**TEXT PROVIDED**
((
These passages are embarrassing. Lenin as having "realistic" judgment? No one who promotes Josef Stalin to a high position can be accused of having "realistic judgment.
H.A. Lorenz as "preferring theory to fact"? Nobody sane would accuse Lorenz and the other physicists of 1890-1920 as preferring theory to fact--they knew that the facts required new theories, and were extremely inventive in trying out different approaches. Lorenz was not Einstein, but who was?
"[N]o ether... [of] interest to physicists"? Anyone who has seen enough of QED to know what a vacuum diagram is, or who has contemplated the cosmological constant, could possibly say such a thing...
Hobsbawm, Age of Empire, p. 261: "In Russian intellectual circles the influence of the revolution in physics and philosophy was already such in 1908 that Lenin felt impelled to write a large book against Ernst Mach, whose influence on the Bolsheviks he regarded as both serious and deleterious: Materialism and Emperiocriticism. Whatever we think of Lenin's judgments on science, his assessment of political realities was highly realistic."
))
Layout coordinate data
((
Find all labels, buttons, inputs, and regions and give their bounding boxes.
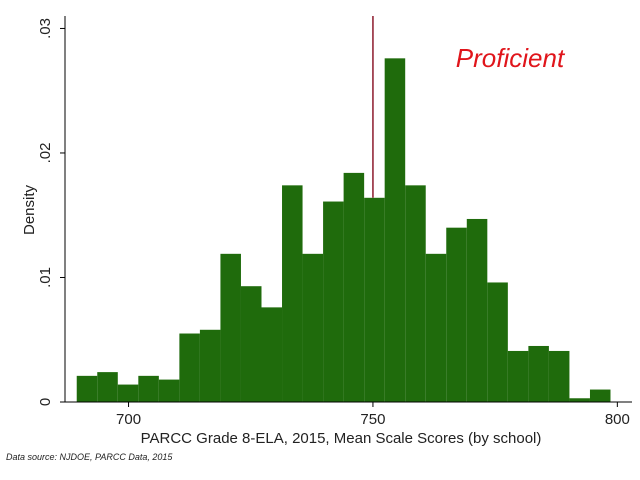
histogram-bar-11 bbox=[302, 253, 324, 402]
histogram-bar-25 bbox=[589, 389, 611, 402]
y-tick-label: 0 bbox=[37, 398, 54, 406]
histogram-bar-8 bbox=[240, 286, 262, 402]
proficient-annotation: Proficient bbox=[456, 43, 566, 73]
axes-group: 0 .01 .02 .03 700 750 800 bbox=[37, 16, 632, 428]
histogram-bar-0 bbox=[76, 375, 98, 402]
histogram-bar-19 bbox=[466, 218, 488, 402]
histogram-bar-18 bbox=[446, 227, 467, 402]
histogram-bar-4 bbox=[158, 379, 180, 402]
histogram-bar-23 bbox=[548, 350, 570, 402]
x-tick-label: 700 bbox=[116, 411, 141, 428]
histogram-bar-15 bbox=[384, 58, 406, 403]
bars-group bbox=[76, 58, 611, 403]
y-tick-label: .02 bbox=[37, 143, 54, 164]
histogram-bar-16 bbox=[405, 185, 426, 402]
histogram-bar-3 bbox=[138, 375, 159, 402]
histogram-bar-14 bbox=[364, 197, 385, 402]
histogram-bar-20 bbox=[487, 282, 508, 402]
histogram-bar-7 bbox=[220, 253, 241, 402]
source-note: Data source: NJDOE, PARCC Data, 2015 bbox=[6, 452, 173, 462]
histogram-bar-12 bbox=[323, 201, 344, 402]
histogram-bar-24 bbox=[569, 398, 590, 402]
histogram-bar-2 bbox=[117, 384, 139, 402]
x-axis-label: PARCC Grade 8-ELA, 2015, Mean Scale Scor… bbox=[141, 430, 542, 447]
histogram-bar-22 bbox=[528, 345, 549, 402]
histogram-bar-21 bbox=[507, 350, 529, 402]
histogram-bar-10 bbox=[282, 185, 303, 402]
histogram-bar-9 bbox=[261, 307, 283, 402]
histogram-bar-13 bbox=[343, 172, 365, 402]
histogram-bar-5 bbox=[179, 333, 200, 402]
histogram-bar-1 bbox=[97, 372, 118, 402]
histogram-bar-17 bbox=[425, 253, 447, 402]
y-axis-label: Density bbox=[21, 184, 38, 235]
y-tick-label: .01 bbox=[37, 267, 54, 288]
x-tick-label: 750 bbox=[360, 411, 385, 428]
x-tick-label: 800 bbox=[605, 411, 630, 428]
y-tick-label: .03 bbox=[37, 18, 54, 39]
histogram-bar-6 bbox=[199, 329, 221, 402]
))
**DIRECTIVES**
1 > Reproduce the commentary on Hobsbawm in full, word for word.
2 > In the records, swap "bbox" for "box" in the lines from the one holding "histogram-bar-11 bbox=[302, 253, 324, 402]" through the one holding "histogram-bar-4 bbox=[158, 379, 180, 402]", inclusive, and give back only those lines with nothing else altered.
The commentary on Hobsbawm and the records are unrelated pieces of material.

**TASK SOLUTIONS**
1 >
These passages are embarrassing. Lenin as having "realistic" judgment? No one who promotes Josef Stalin to a high position can be accused of having "realistic judgment.
H.A. Lorenz as "preferring theory to fact"? Nobody sane would accuse Lorenz and the other physicists of 1890-1920 as preferring theory to fact--they knew that the facts required new theories, and were extremely inventive in trying out different approaches. Lorenz was not Einstein, but who was?
"[N]o ether... [of] interest to physicists"? Anyone who has seen enough of QED to know what a vacuum diagram is, or who has contemplated the cosmological constant, could possibly say such a thing...
Hobsbawm, Age of Empire, p. 261: "In Russian intellectual circles the influence of the revolution in physics and philosophy was already such in 1908 that Lenin felt impelled to write a large book against Ernst Mach, whose influence on the Bolsheviks he regarded as both serious and deleterious: Materialism and Emperiocriticism. Whatever we think of Lenin's judgments on science, his assessment of political realities was highly realistic."

2 >
histogram-bar-11 box=[302, 253, 324, 402]
histogram-bar-25 box=[589, 389, 611, 402]
y-tick-label: 0 box=[37, 398, 54, 406]
histogram-bar-8 box=[240, 286, 262, 402]
proficient-annotation: Proficient box=[456, 43, 566, 73]
axes-group: 0 .01 .02 .03 700 750 800 box=[37, 16, 632, 428]
histogram-bar-0 box=[76, 375, 98, 402]
histogram-bar-19 box=[466, 218, 488, 402]
histogram-bar-18 box=[446, 227, 467, 402]
histogram-bar-4 box=[158, 379, 180, 402]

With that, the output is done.